Supplied material:
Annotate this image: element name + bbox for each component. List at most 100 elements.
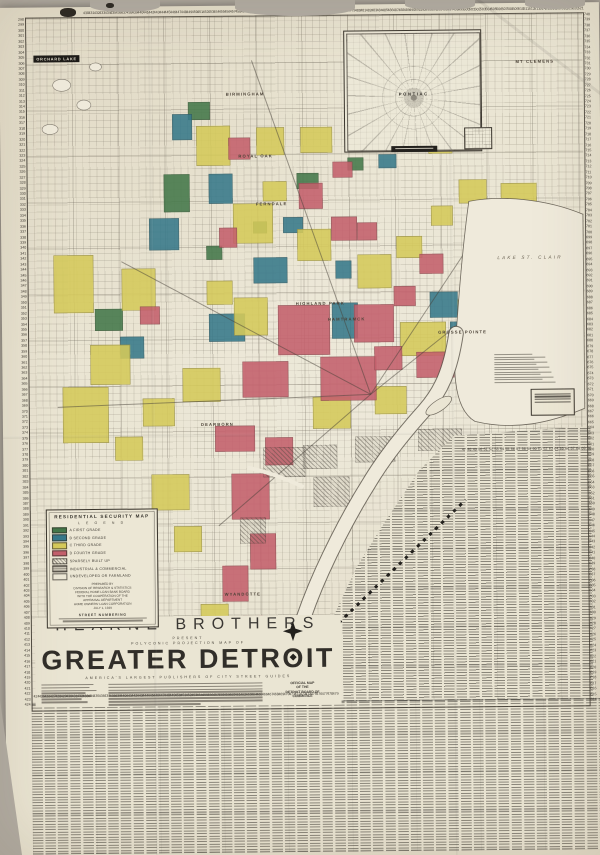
inset-caption (391, 145, 438, 153)
security-zone-grade-A (510, 298, 524, 325)
security-zone-grade-C (357, 254, 392, 289)
legend-entry: A FIRST GRADE (51, 526, 152, 534)
legend-entry: SPARSELY BUILT UP (52, 557, 152, 565)
security-zone-grade-C (196, 125, 231, 167)
map-label-hamtramck: HAMTRAMCK (327, 316, 366, 322)
security-zone-grade-D (219, 227, 238, 248)
security-zone-grade-C (256, 127, 285, 156)
security-zone-grade-C (233, 297, 269, 336)
security-zone-grade-C (500, 182, 537, 218)
security-zone-grade-B (208, 173, 233, 204)
security-zone-grade-C (206, 280, 233, 305)
torn-edge (525, 0, 585, 9)
security-zone-grade-D (277, 304, 331, 356)
ink-mark (60, 8, 76, 17)
official-name-line (41, 689, 97, 692)
legend-entry-label: SPARSELY BUILT UP (69, 558, 111, 564)
security-zone-grade-C (457, 299, 493, 328)
security-zone-grade-D (298, 182, 323, 210)
security-zone-grade-D (393, 285, 416, 307)
security-zone-grade-C (90, 344, 131, 386)
legend-swatch (52, 565, 68, 573)
map-label-ferndale: FERNDALE (255, 201, 288, 207)
security-zone-grade-B (171, 114, 193, 141)
poi-text-line (494, 376, 554, 379)
street-index-bottom-region (31, 698, 600, 855)
grid-number: 479 (332, 691, 339, 696)
poi-text-line (494, 371, 552, 374)
security-zone-grade-D (242, 361, 289, 398)
legend-swatch (51, 526, 67, 534)
legend-prepared-line: JULY 1, 1939 (93, 606, 112, 611)
paragraph-text-line (108, 699, 263, 703)
legend-subtitle: L E G E N D (77, 520, 126, 525)
map-label-highland-park: HIGHLAND PARK (295, 300, 345, 307)
poi-text-line (494, 359, 535, 361)
map-label-birmingham: BIRMINGHAM (225, 91, 265, 97)
legend-entry: INDUSTRIAL & COMMERCIAL (52, 565, 152, 573)
inset-caption-text-line (395, 147, 434, 150)
map-label-dearborn: DEARBORN (200, 421, 234, 427)
legend-swatch (52, 573, 68, 581)
legend-title: RESIDENTIAL SECURITY MAP (54, 513, 150, 520)
security-zone-grade-D (374, 346, 403, 371)
legend-prepared-by: PREPARED BY DIVISION OF RESEARCH & STATIS… (52, 582, 152, 611)
map-label-royal-oak: ROYAL OAK (238, 153, 273, 159)
security-zone-grade-D (419, 253, 444, 274)
security-zone-grade-I (263, 446, 306, 478)
security-zone-grade-C (53, 255, 94, 314)
poi-text-line (494, 373, 541, 376)
torn-edge (235, 0, 355, 16)
security-zone-grade-I (303, 444, 338, 469)
security-zone-grade-C (151, 474, 190, 511)
compass-rose-icon (282, 621, 303, 661)
security-zone-grade-I (313, 476, 350, 507)
legend-swatch (51, 534, 68, 542)
stamp-text-line (534, 395, 571, 398)
stamp-text-line (534, 393, 571, 395)
security-zone-grade-A (524, 240, 541, 293)
security-zone-grade-B (253, 257, 288, 284)
security-zone-grade-C (374, 386, 407, 415)
pontiac-inset-map: PONTIAC (343, 29, 483, 153)
security-zone-grade-I (239, 517, 267, 544)
points-of-interest-list (494, 353, 556, 385)
legend-entry: D FOURTH GRADE (52, 549, 152, 557)
security-zone-grade-B (148, 218, 180, 251)
legend-entry-label: UNDEVELOPED OR FARMLAND (69, 574, 131, 579)
security-zone-grade-A (163, 174, 190, 213)
stamp-text-line (534, 398, 571, 401)
security-zone-grade-D (320, 356, 377, 401)
official-name-line (41, 683, 94, 686)
security-zone-grade-C (458, 179, 487, 204)
poi-text-line (494, 364, 537, 366)
legend-swatch (52, 542, 68, 550)
poi-text-line (494, 356, 546, 359)
legend-swatch (52, 550, 68, 557)
legend-entries: A FIRST GRADE B SECOND GRADE C THIRD GRADE… (51, 526, 153, 581)
legend-entry-label: A FIRST GRADE (69, 527, 101, 533)
security-zone-grade-C (297, 228, 332, 262)
security-zone-grade-D (416, 351, 455, 378)
security-zone-grade-D (356, 222, 378, 241)
pontiac-inset-streets: PONTIAC (346, 32, 482, 153)
map-label-lake-st-clair: LAKE ST. CLAIR (497, 254, 563, 261)
security-zone-grade-D (214, 425, 256, 452)
secondary-inset-map (464, 127, 493, 150)
legend-entry-label: B SECOND GRADE (69, 535, 107, 540)
poi-text-line (494, 361, 548, 364)
legend-entry: B SECOND GRADE (51, 534, 152, 542)
stamp-text-line (534, 401, 571, 403)
official-name-line (41, 701, 88, 704)
map-label-grosse-pointe: GROSSE POINTE (438, 329, 488, 335)
security-zone-grade-C (262, 181, 287, 202)
poi-text-line (494, 369, 539, 371)
security-zone-grade-C (173, 525, 203, 553)
grid-number: 614 (590, 697, 597, 702)
official-name-line (41, 698, 82, 701)
official-name-line (41, 686, 90, 689)
security-zone-grade-C (232, 203, 274, 244)
legend-entry-label: INDUSTRIAL & COMMERCIAL (69, 566, 127, 571)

Task details:
Rename "security-zone-grade-C" to "rating-zone-C" in the records from the line with "inset-caption (391, 145, 438, 153)" to the line with "poi-text-line (494, 371, 552, 374)", and give those lines back with nothing else altered.

Answer to this exercise:
inset-caption (391, 145, 438, 153)
security-zone-grade-A (510, 298, 524, 325)
rating-zone-C (357, 254, 392, 289)
legend-entry: A FIRST GRADE (51, 526, 152, 534)
legend-entry: SPARSELY BUILT UP (52, 557, 152, 565)
rating-zone-C (196, 125, 231, 167)
map-label-hamtramck: HAMTRAMCK (327, 316, 366, 322)
security-zone-grade-D (219, 227, 238, 248)
rating-zone-C (256, 127, 285, 156)
rating-zone-C (233, 297, 269, 336)
rating-zone-C (500, 182, 537, 218)
security-zone-grade-B (208, 173, 233, 204)
rating-zone-C (206, 280, 233, 305)
torn-edge (525, 0, 585, 9)
security-zone-grade-D (277, 304, 331, 356)
ink-mark (60, 8, 76, 17)
official-name-line (41, 689, 97, 692)
legend-entry-label: SPARSELY BUILT UP (69, 558, 111, 564)
rating-zone-C (457, 299, 493, 328)
security-zone-grade-D (298, 182, 323, 210)
security-zone-grade-D (393, 285, 416, 307)
rating-zone-C (90, 344, 131, 386)
legend-swatch (52, 565, 68, 573)
map-label-ferndale: FERNDALE (255, 201, 288, 207)
security-zone-grade-B (171, 114, 193, 141)
poi-text-line (494, 376, 554, 379)
street-index-bottom-region (31, 698, 600, 855)
grid-number: 479 (332, 691, 339, 696)
poi-text-line (494, 371, 552, 374)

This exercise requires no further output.